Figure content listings
>> Start

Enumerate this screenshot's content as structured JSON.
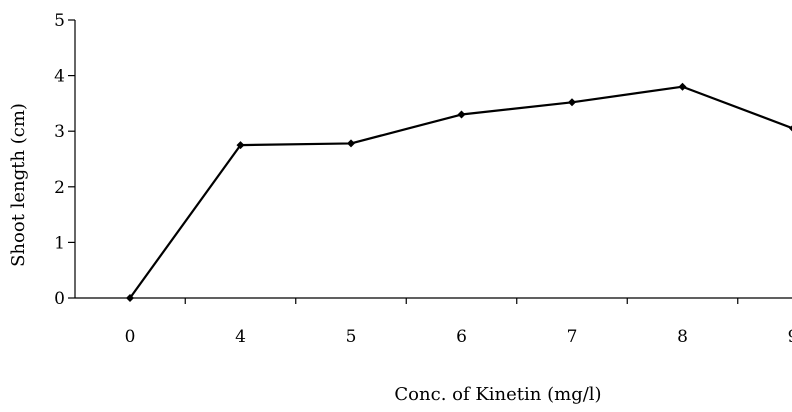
{
  "chart_data": {
    "type": "line",
    "title": "",
    "xlabel": "Conc. of Kinetin (mg/l)",
    "ylabel": "Shoot length (cm)",
    "categories": [
      "0",
      "4",
      "5",
      "6",
      "7",
      "8",
      "9"
    ],
    "series": [
      {
        "values": [
          0,
          2.75,
          2.78,
          3.3,
          3.52,
          3.8,
          3.05
        ]
      }
    ],
    "ylim": [
      0,
      5
    ],
    "yticks": [
      "0",
      "1",
      "2",
      "3",
      "4",
      "5"
    ],
    "grid": false,
    "legend": "none",
    "line_color": "#000000"
  }
}
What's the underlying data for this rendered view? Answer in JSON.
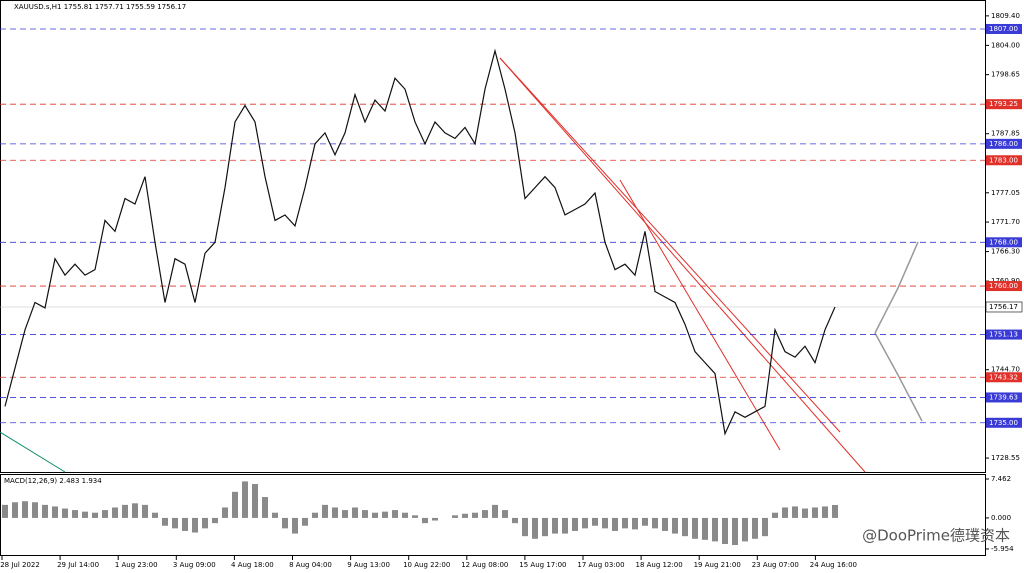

>> End

**WHAT THE TASK ASKS**
Write out every entry again word for word, without any of the pictures.

**EXPECTED ANSWER**
Enumerate this screenshot's content as structured JSON.
{
  "chart_data": {
    "type": "line",
    "title": "",
    "xlabel": "Conc. of Kinetin (mg/l)",
    "ylabel": "Shoot length (cm)",
    "categories": [
      "0",
      "4",
      "5",
      "6",
      "7",
      "8",
      "9"
    ],
    "series": [
      {
        "values": [
          0,
          2.75,
          2.78,
          3.3,
          3.52,
          3.8,
          3.05
        ]
      }
    ],
    "ylim": [
      0,
      5
    ],
    "yticks": [
      "0",
      "1",
      "2",
      "3",
      "4",
      "5"
    ],
    "grid": false,
    "legend": "none",
    "line_color": "#000000"
  }
}
What's the underlying data for this rendered view? Answer in JSON.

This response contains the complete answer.